> EXERCISE DETAILS: How many lines in the data hold the string "idénticos"? State the number alone.

Collection entries:
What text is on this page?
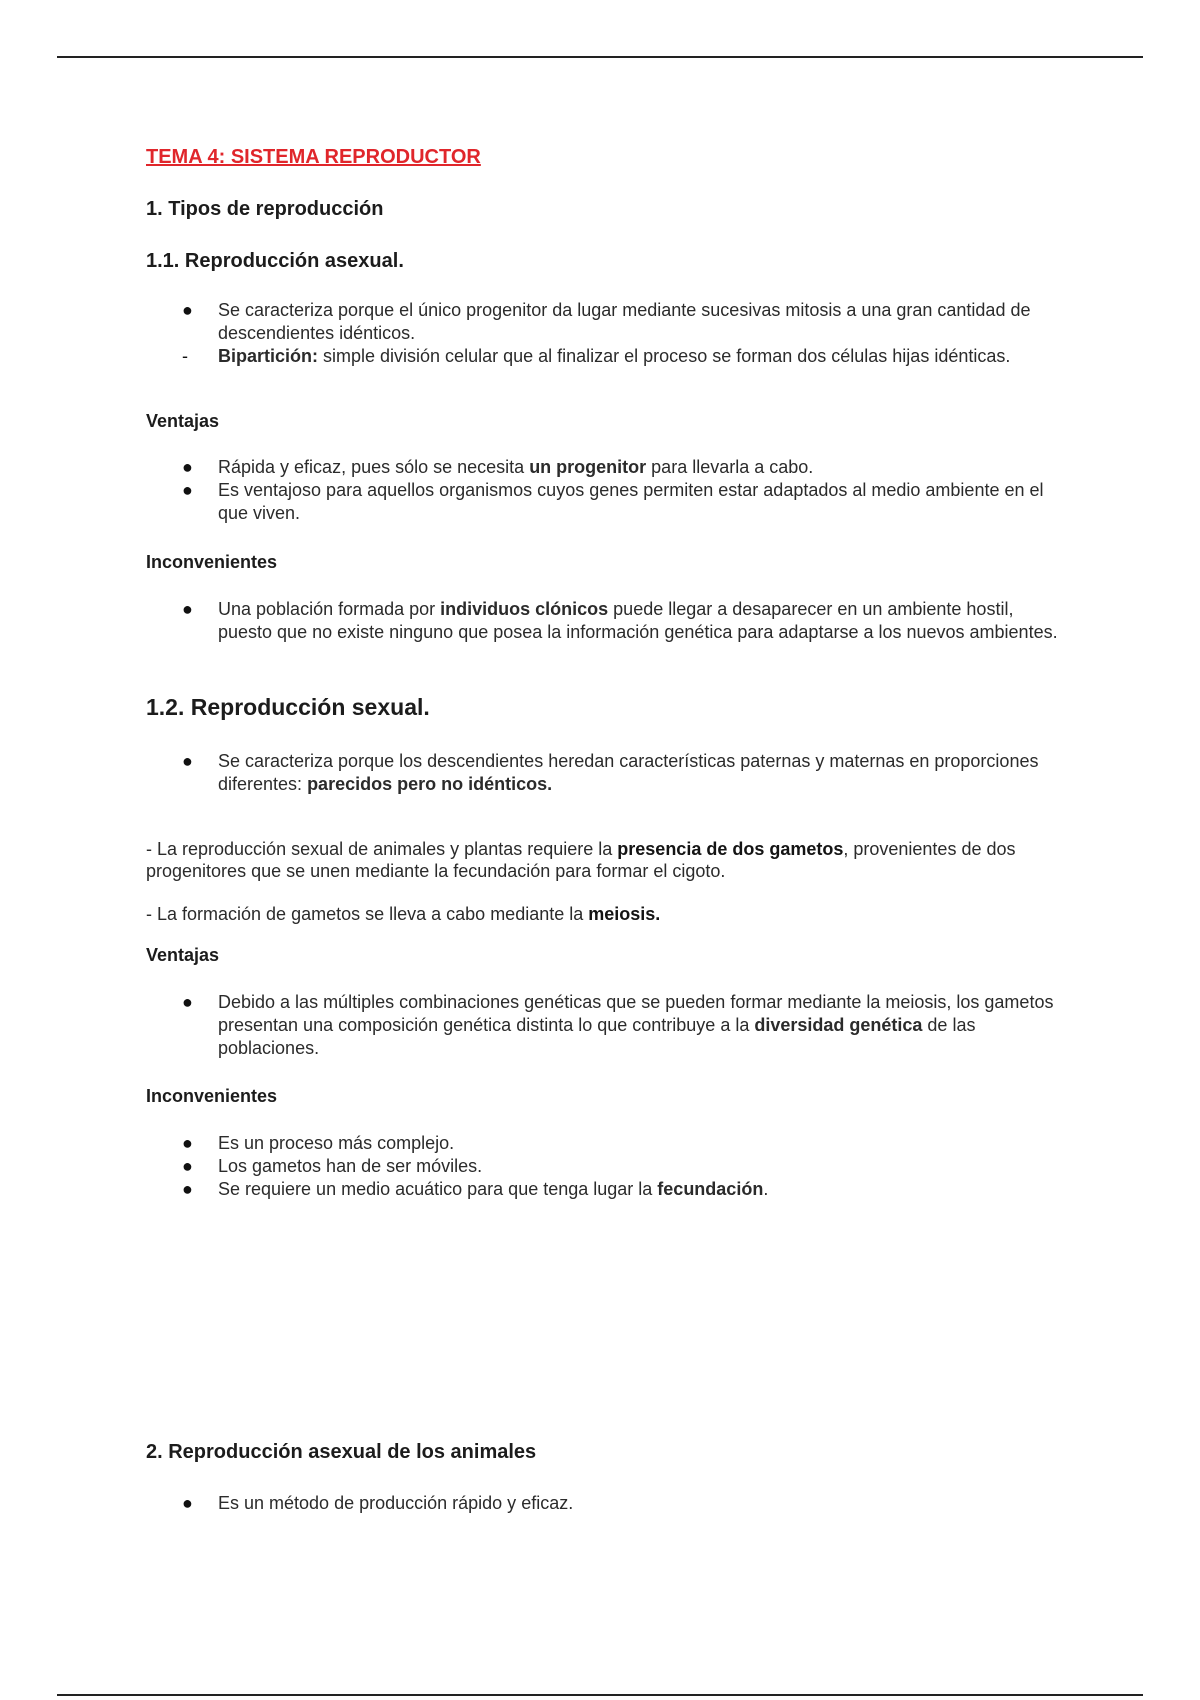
TEMA 4: SISTEMA REPRODUCTOR
1. Tipos de reproducción
1.1. Reproducción asexual.
●	Se caracteriza porque el único progenitor da lugar mediante sucesivas mitosis a una gran cantidad de descendientes idénticos.
-	Bipartición: simple división celular que al finalizar el proceso se forman dos células hijas idénticas.
Ventajas
●	Rápida y eficaz, pues sólo se necesita un progenitor para llevarla a cabo.
●	Es ventajoso para aquellos organismos cuyos genes permiten estar adaptados al medio ambiente en el que viven.
Inconvenientes
●	Una población formada por individuos clónicos puede llegar a desaparecer en un ambiente hostil, puesto que no existe ninguno que posea la información genética para adaptarse a los nuevos ambientes.
1.2. Reproducción sexual.
●	Se caracteriza porque los descendientes heredan características paternas y maternas en proporciones diferentes: parecidos pero no idénticos.
- La reproducción sexual de animales y plantas requiere la presencia de dos gametos, provenientes de dos progenitores que se unen mediante la fecundación para formar el cigoto.
- La formación de gametos se lleva a cabo mediante la meiosis.
Ventajas
●	Debido a las múltiples combinaciones genéticas que se pueden formar mediante la meiosis, los gametos presentan una composición genética distinta lo que contribuye a la diversidad genética de las poblaciones.
Inconvenientes
●	Es un proceso más complejo.
●	Los gametos han de ser móviles.
●	Se requiere un medio acuático para que tenga lugar la fecundación.
2. Reproducción asexual de los animales
●	Es un método de producción rápido y eficaz.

> TASK OUTPUT: 2